(Extracted data entries)

_ _ _ _ _ _ _

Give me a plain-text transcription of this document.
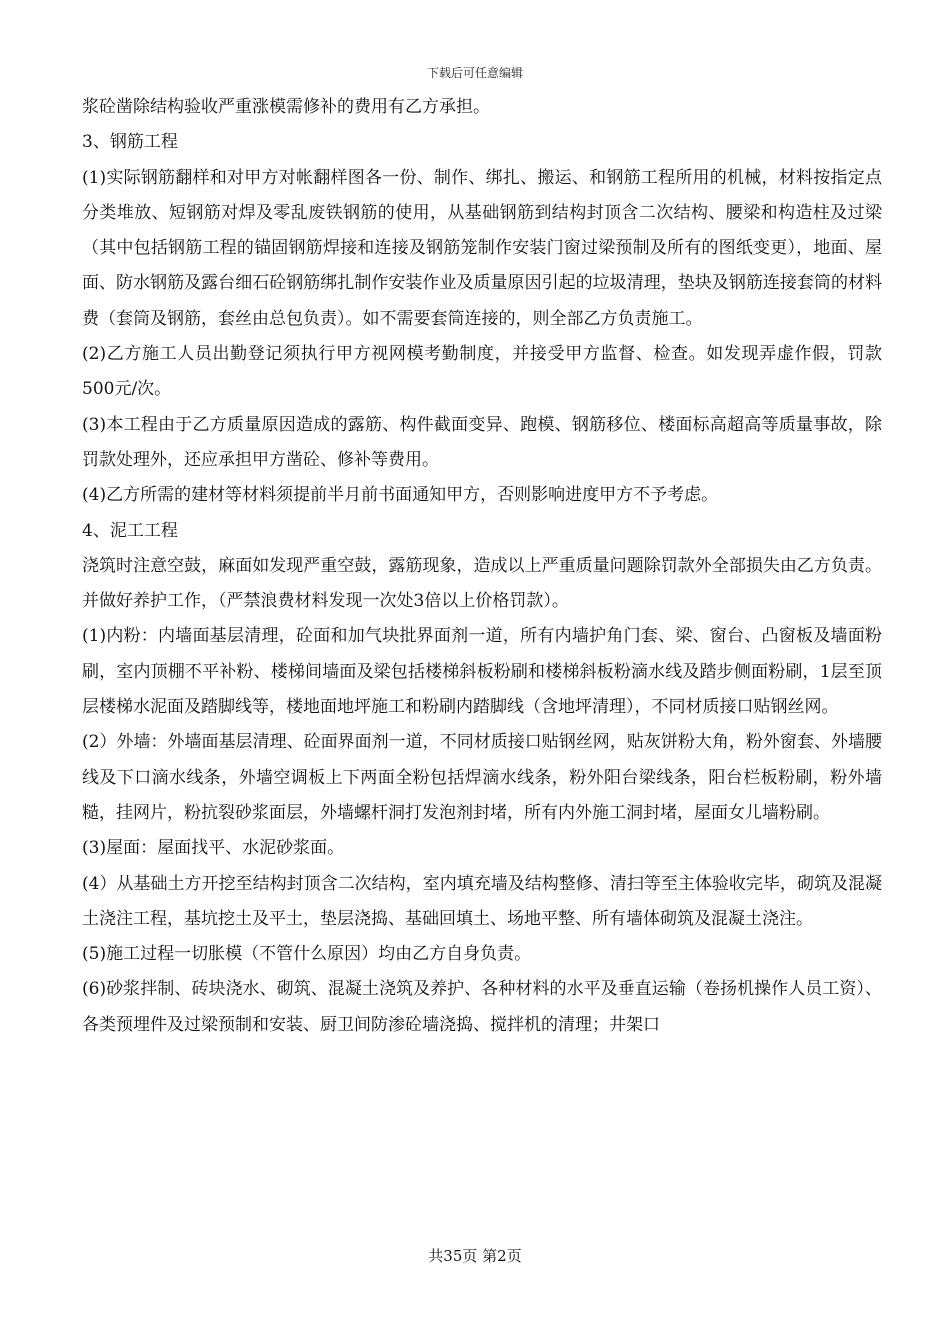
下载后可任意编辑

浆砼凿除结构验收严重涨模需修补的费用有乙方承担。

3、钢筋工程

(1)实际钢筋翻样和对甲方对帐翻样图各一份、制作、绑扎、搬运、和钢筋工程所用的机械，材料按指定点分类堆放、短钢筋对焊及零乱废铁钢筋的使用，从基础钢筋到结构封顶含二次结构、腰梁和构造柱及过梁（其中包括钢筋工程的锚固钢筋焊接和连接及钢筋笼制作安装门窗过梁预制及所有的图纸变更），地面、屋面、防水钢筋及露台细石砼钢筋绑扎制作安装作业及质量原因引起的垃圾清理，垫块及钢筋连接套筒的材料费（套筒及钢筋，套丝由总包负责）。如不需要套筒连接的，则全部乙方负责施工。

(2)乙方施工人员出勤登记须执行甲方视网模考勤制度，并接受甲方监督、检查。如发现弄虚作假，罚款500元/次。

(3)本工程由于乙方质量原因造成的露筋、构件截面变异、跑模、钢筋移位、楼面标高超高等质量事故，除罚款处理外，还应承担甲方凿砼、修补等费用。

(4)乙方所需的建材等材料须提前半月前书面通知甲方，否则影响进度甲方不予考虑。

4、泥工工程

浇筑时注意空鼓，麻面如发现严重空鼓，露筋现象，造成以上严重质量问题除罚款外全部损失由乙方负责。并做好养护工作，（严禁浪费材料发现一次处3倍以上价格罚款）。

(1)内粉：内墙面基层清理，砼面和加气块批界面剂一道，所有内墙护角门套、梁、窗台、凸窗板及墙面粉刷，室内顶棚不平补粉、楼梯间墙面及梁包括楼梯斜板粉刷和楼梯斜板粉滴水线及踏步侧面粉刷，1层至顶层楼梯水泥面及踏脚线等，楼地面地坪施工和粉刷内踏脚线（含地坪清理），不同材质接口贴钢丝网。

(2）外墙：外墙面基层清理、砼面界面剂一道，不同材质接口贴钢丝网，贴灰饼粉大角，粉外窗套、外墙腰线及下口滴水线条，外墙空调板上下两面全粉包括焊滴水线条，粉外阳台梁线条，阳台栏板粉刷，粉外墙糙，挂网片，粉抗裂砂浆面层，外墙螺杆洞打发泡剂封堵，所有内外施工洞封堵，屋面女儿墙粉刷。

(3)屋面：屋面找平、水泥砂浆面。

(4）从基础土方开挖至结构封顶含二次结构，室内填充墙及结构整修、清扫等至主体验收完毕，砌筑及混凝土浇注工程，基坑挖土及平土，垫层浇捣、基础回填土、场地平整、所有墙体砌筑及混凝土浇注。

(5)施工过程一切胀模（不管什么原因）均由乙方自身负责。

(6)砂浆拌制、砖块浇水、砌筑、混凝土浇筑及养护、各种材料的水平及垂直运输（卷扬机操作人员工资）、各类预埋件及过梁预制和安装、厨卫间防渗砼墙浇捣、搅拌机的清理；井架口

共35页 第2页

_ _ _ _ _ _ _

EXERCISE PROMPT:
Leave the pictures out and print the records above exactly as they stand.

SOLVED PROBLEM:
Give me a plain-text transcription of this document.
下载后可任意编辑

浆砼凿除结构验收严重涨模需修补的费用有乙方承担。

3、钢筋工程

(1)实际钢筋翻样和对甲方对帐翻样图各一份、制作、绑扎、搬运、和钢筋工程所用的机械，材料按指定点分类堆放、短钢筋对焊及零乱废铁钢筋的使用，从基础钢筋到结构封顶含二次结构、腰梁和构造柱及过梁（其中包括钢筋工程的锚固钢筋焊接和连接及钢筋笼制作安装门窗过梁预制及所有的图纸变更），地面、屋面、防水钢筋及露台细石砼钢筋绑扎制作安装作业及质量原因引起的垃圾清理，垫块及钢筋连接套筒的材料费（套筒及钢筋，套丝由总包负责）。如不需要套筒连接的，则全部乙方负责施工。

(2)乙方施工人员出勤登记须执行甲方视网模考勤制度，并接受甲方监督、检查。如发现弄虚作假，罚款500元/次。

(3)本工程由于乙方质量原因造成的露筋、构件截面变异、跑模、钢筋移位、楼面标高超高等质量事故，除罚款处理外，还应承担甲方凿砼、修补等费用。

(4)乙方所需的建材等材料须提前半月前书面通知甲方，否则影响进度甲方不予考虑。

4、泥工工程

浇筑时注意空鼓，麻面如发现严重空鼓，露筋现象，造成以上严重质量问题除罚款外全部损失由乙方负责。并做好养护工作，（严禁浪费材料发现一次处3倍以上价格罚款）。

(1)内粉：内墙面基层清理，砼面和加气块批界面剂一道，所有内墙护角门套、梁、窗台、凸窗板及墙面粉刷，室内顶棚不平补粉、楼梯间墙面及梁包括楼梯斜板粉刷和楼梯斜板粉滴水线及踏步侧面粉刷，1层至顶层楼梯水泥面及踏脚线等，楼地面地坪施工和粉刷内踏脚线（含地坪清理），不同材质接口贴钢丝网。

(2）外墙：外墙面基层清理、砼面界面剂一道，不同材质接口贴钢丝网，贴灰饼粉大角，粉外窗套、外墙腰线及下口滴水线条，外墙空调板上下两面全粉包括焊滴水线条，粉外阳台梁线条，阳台栏板粉刷，粉外墙糙，挂网片，粉抗裂砂浆面层，外墙螺杆洞打发泡剂封堵，所有内外施工洞封堵，屋面女儿墙粉刷。

(3)屋面：屋面找平、水泥砂浆面。

(4）从基础土方开挖至结构封顶含二次结构，室内填充墙及结构整修、清扫等至主体验收完毕，砌筑及混凝土浇注工程，基坑挖土及平土，垫层浇捣、基础回填土、场地平整、所有墙体砌筑及混凝土浇注。

(5)施工过程一切胀模（不管什么原因）均由乙方自身负责。

(6)砂浆拌制、砖块浇水、砌筑、混凝土浇筑及养护、各种材料的水平及垂直运输（卷扬机操作人员工资）、各类预埋件及过梁预制和安装、厨卫间防渗砼墙浇捣、搅拌机的清理；井架口

共35页 第2页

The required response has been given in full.